Leave the pictures out, and retype all of the material exactly as written.

*** Excerpted records

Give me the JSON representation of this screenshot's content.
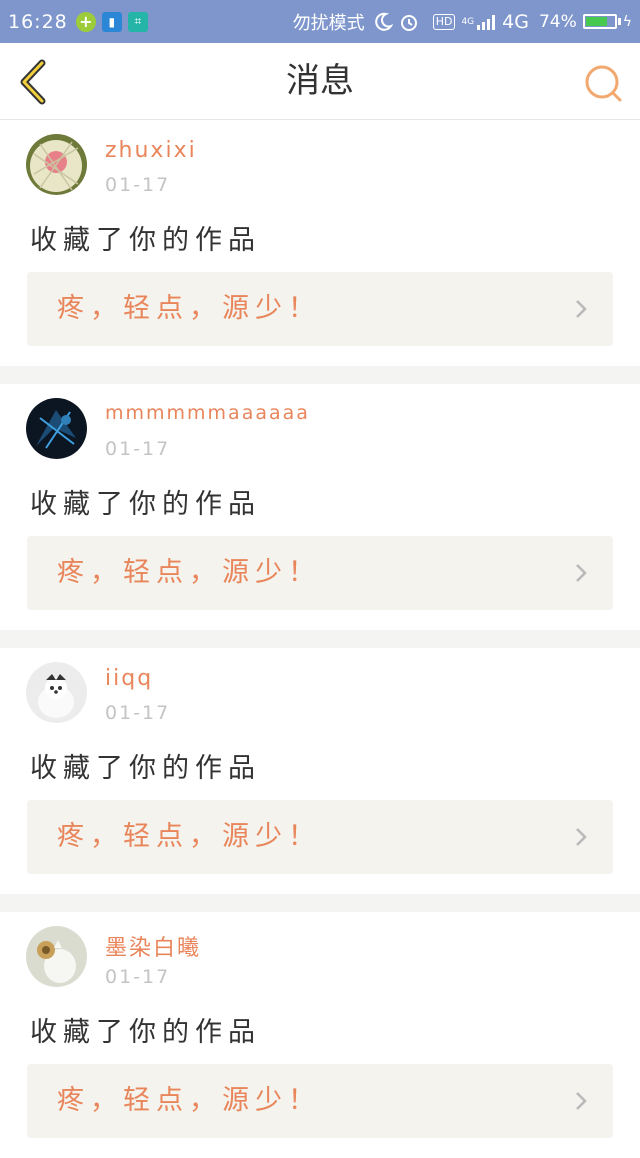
{
  "status_bar": {
    "time": "16:28",
    "mode_text": "勿扰模式",
    "hd": "HD",
    "network_small": "4G",
    "network": "4G",
    "battery": "74%",
    "battery_level": 0.74,
    "battery_color": "#46c94e",
    "icons": [
      "plus-badge-icon",
      "battery-saver-icon",
      "scan-icon",
      "moon-icon",
      "alarm-icon",
      "signal-icon"
    ]
  },
  "header": {
    "title": "消息",
    "back_icon": "back-chevron-icon",
    "search_icon": "search-icon",
    "accent_color": "#e9855a"
  },
  "messages": [
    {
      "username": "zhuxixi",
      "date": "01-17",
      "action": "收藏了你的作品",
      "work_title": "疼，轻点，源少！",
      "avatar": "melon-avatar"
    },
    {
      "username": "mmmmmmaaaaaa",
      "date": "01-17",
      "action": "收藏了你的作品",
      "work_title": "疼，轻点，源少！",
      "avatar": "dark-blue-avatar"
    },
    {
      "username": "iiqq",
      "date": "01-17",
      "action": "收藏了你的作品",
      "work_title": "疼，轻点，源少！",
      "avatar": "dog-avatar"
    },
    {
      "username": "墨染白曦",
      "date": "01-17",
      "action": "收藏了你的作品",
      "work_title": "疼，轻点，源少！",
      "avatar": "cat-avatar"
    }
  ]
}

******

Correct answer ▸
Give me the JSON representation of this screenshot's content.
{
  "status_bar": {
    "time": "16:28",
    "mode_text": "勿扰模式",
    "hd": "HD",
    "network_small": "4G",
    "network": "4G",
    "battery": "74%",
    "battery_level": 0.74,
    "battery_color": "#46c94e",
    "icons": [
      "plus-badge-icon",
      "battery-saver-icon",
      "scan-icon",
      "moon-icon",
      "alarm-icon",
      "signal-icon"
    ]
  },
  "header": {
    "title": "消息",
    "back_icon": "back-chevron-icon",
    "search_icon": "search-icon",
    "accent_color": "#e9855a"
  },
  "messages": [
    {
      "username": "zhuxixi",
      "date": "01-17",
      "action": "收藏了你的作品",
      "work_title": "疼，轻点，源少！",
      "avatar": "melon-avatar"
    },
    {
      "username": "mmmmmmaaaaaa",
      "date": "01-17",
      "action": "收藏了你的作品",
      "work_title": "疼，轻点，源少！",
      "avatar": "dark-blue-avatar"
    },
    {
      "username": "iiqq",
      "date": "01-17",
      "action": "收藏了你的作品",
      "work_title": "疼，轻点，源少！",
      "avatar": "dog-avatar"
    },
    {
      "username": "墨染白曦",
      "date": "01-17",
      "action": "收藏了你的作品",
      "work_title": "疼，轻点，源少！",
      "avatar": "cat-avatar"
    }
  ]
}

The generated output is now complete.